◆ The problem ◆
Reproduce every line of the entries below verbatim.

* START Material shown *

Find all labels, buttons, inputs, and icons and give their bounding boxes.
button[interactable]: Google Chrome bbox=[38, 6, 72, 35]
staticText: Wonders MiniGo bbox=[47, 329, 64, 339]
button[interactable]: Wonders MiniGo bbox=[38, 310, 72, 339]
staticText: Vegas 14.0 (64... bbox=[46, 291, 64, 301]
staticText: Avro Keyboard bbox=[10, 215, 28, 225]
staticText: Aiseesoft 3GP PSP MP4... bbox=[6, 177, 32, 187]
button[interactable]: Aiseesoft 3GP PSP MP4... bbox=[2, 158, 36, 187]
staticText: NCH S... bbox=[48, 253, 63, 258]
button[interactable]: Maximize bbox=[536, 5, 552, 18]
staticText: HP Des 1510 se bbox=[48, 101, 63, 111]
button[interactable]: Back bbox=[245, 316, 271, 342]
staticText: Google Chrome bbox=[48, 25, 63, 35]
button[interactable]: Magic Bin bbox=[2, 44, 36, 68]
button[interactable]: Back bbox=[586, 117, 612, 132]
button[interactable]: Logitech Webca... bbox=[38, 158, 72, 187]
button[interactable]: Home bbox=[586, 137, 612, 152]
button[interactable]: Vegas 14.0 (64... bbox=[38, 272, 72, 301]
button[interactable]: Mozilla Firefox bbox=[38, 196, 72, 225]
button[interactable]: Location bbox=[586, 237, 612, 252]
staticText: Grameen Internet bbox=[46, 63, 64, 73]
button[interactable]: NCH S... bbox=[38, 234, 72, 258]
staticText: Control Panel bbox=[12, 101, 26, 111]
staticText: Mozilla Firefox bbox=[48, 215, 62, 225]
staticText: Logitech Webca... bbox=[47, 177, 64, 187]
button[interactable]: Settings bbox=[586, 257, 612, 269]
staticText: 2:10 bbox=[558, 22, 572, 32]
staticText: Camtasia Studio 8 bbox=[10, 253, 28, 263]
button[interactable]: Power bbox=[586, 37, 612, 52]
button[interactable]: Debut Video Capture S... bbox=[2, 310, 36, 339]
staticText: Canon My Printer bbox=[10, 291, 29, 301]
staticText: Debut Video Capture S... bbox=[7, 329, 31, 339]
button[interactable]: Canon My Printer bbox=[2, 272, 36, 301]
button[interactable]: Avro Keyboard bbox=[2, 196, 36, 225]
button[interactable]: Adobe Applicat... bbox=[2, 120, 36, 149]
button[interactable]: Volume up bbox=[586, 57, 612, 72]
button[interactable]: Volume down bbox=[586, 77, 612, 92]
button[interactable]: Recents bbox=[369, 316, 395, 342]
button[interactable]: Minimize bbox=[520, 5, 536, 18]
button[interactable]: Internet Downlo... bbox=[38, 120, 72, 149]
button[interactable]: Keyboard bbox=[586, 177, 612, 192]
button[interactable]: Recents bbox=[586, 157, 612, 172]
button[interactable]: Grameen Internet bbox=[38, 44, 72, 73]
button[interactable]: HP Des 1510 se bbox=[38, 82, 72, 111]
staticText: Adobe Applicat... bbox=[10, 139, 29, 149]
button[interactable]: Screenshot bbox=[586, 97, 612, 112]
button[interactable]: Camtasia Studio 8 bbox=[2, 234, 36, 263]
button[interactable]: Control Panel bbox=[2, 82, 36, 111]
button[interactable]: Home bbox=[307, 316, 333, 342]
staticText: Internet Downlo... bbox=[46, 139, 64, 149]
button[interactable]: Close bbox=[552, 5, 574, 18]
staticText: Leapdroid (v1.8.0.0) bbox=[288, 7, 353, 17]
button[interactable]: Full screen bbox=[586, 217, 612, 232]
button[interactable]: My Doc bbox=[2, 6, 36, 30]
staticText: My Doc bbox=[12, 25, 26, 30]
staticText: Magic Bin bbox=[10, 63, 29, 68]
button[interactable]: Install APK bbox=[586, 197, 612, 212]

* END Material shown *

◆ Answer ◆
Find all labels, buttons, inputs, and icons and give their bounding boxes.
button[interactable]: Google Chrome bbox=[38, 6, 72, 35]
staticText: Wonders MiniGo bbox=[47, 329, 64, 339]
button[interactable]: Wonders MiniGo bbox=[38, 310, 72, 339]
staticText: Vegas 14.0 (64... bbox=[46, 291, 64, 301]
staticText: Avro Keyboard bbox=[10, 215, 28, 225]
staticText: Aiseesoft 3GP PSP MP4... bbox=[6, 177, 32, 187]
button[interactable]: Aiseesoft 3GP PSP MP4... bbox=[2, 158, 36, 187]
staticText: NCH S... bbox=[48, 253, 63, 258]
button[interactable]: Maximize bbox=[536, 5, 552, 18]
staticText: HP Des 1510 se bbox=[48, 101, 63, 111]
button[interactable]: Back bbox=[245, 316, 271, 342]
staticText: Google Chrome bbox=[48, 25, 63, 35]
button[interactable]: Magic Bin bbox=[2, 44, 36, 68]
button[interactable]: Back bbox=[586, 117, 612, 132]
button[interactable]: Logitech Webca... bbox=[38, 158, 72, 187]
button[interactable]: Home bbox=[586, 137, 612, 152]
button[interactable]: Vegas 14.0 (64... bbox=[38, 272, 72, 301]
button[interactable]: Mozilla Firefox bbox=[38, 196, 72, 225]
button[interactable]: Location bbox=[586, 237, 612, 252]
staticText: Grameen Internet bbox=[46, 63, 64, 73]
button[interactable]: NCH S... bbox=[38, 234, 72, 258]
staticText: Control Panel bbox=[12, 101, 26, 111]
staticText: Mozilla Firefox bbox=[48, 215, 62, 225]
staticText: Logitech Webca... bbox=[47, 177, 64, 187]
button[interactable]: Settings bbox=[586, 257, 612, 269]
staticText: 2:10 bbox=[558, 22, 572, 32]
staticText: Camtasia Studio 8 bbox=[10, 253, 28, 263]
button[interactable]: Power bbox=[586, 37, 612, 52]
button[interactable]: Debut Video Capture S... bbox=[2, 310, 36, 339]
staticText: Canon My Printer bbox=[10, 291, 29, 301]
staticText: Debut Video Capture S... bbox=[7, 329, 31, 339]
button[interactable]: Canon My Printer bbox=[2, 272, 36, 301]
button[interactable]: Avro Keyboard bbox=[2, 196, 36, 225]
button[interactable]: Adobe Applicat... bbox=[2, 120, 36, 149]
button[interactable]: Volume up bbox=[586, 57, 612, 72]
button[interactable]: Volume down bbox=[586, 77, 612, 92]
button[interactable]: Recents bbox=[369, 316, 395, 342]
button[interactable]: Minimize bbox=[520, 5, 536, 18]
button[interactable]: Internet Downlo... bbox=[38, 120, 72, 149]
button[interactable]: Keyboard bbox=[586, 177, 612, 192]
button[interactable]: Recents bbox=[586, 157, 612, 172]
button[interactable]: Grameen Internet bbox=[38, 44, 72, 73]
button[interactable]: HP Des 1510 se bbox=[38, 82, 72, 111]
staticText: Adobe Applicat... bbox=[10, 139, 29, 149]
button[interactable]: Screenshot bbox=[586, 97, 612, 112]
button[interactable]: Camtasia Studio 8 bbox=[2, 234, 36, 263]
button[interactable]: Control Panel bbox=[2, 82, 36, 111]
button[interactable]: Home bbox=[307, 316, 333, 342]
staticText: Internet Downlo... bbox=[46, 139, 64, 149]
button[interactable]: Close bbox=[552, 5, 574, 18]
staticText: Leapdroid (v1.8.0.0) bbox=[288, 7, 353, 17]
button[interactable]: Full screen bbox=[586, 217, 612, 232]
button[interactable]: My Doc bbox=[2, 6, 36, 30]
staticText: My Doc bbox=[12, 25, 26, 30]
staticText: Magic Bin bbox=[10, 63, 29, 68]
button[interactable]: Install APK bbox=[586, 197, 612, 212]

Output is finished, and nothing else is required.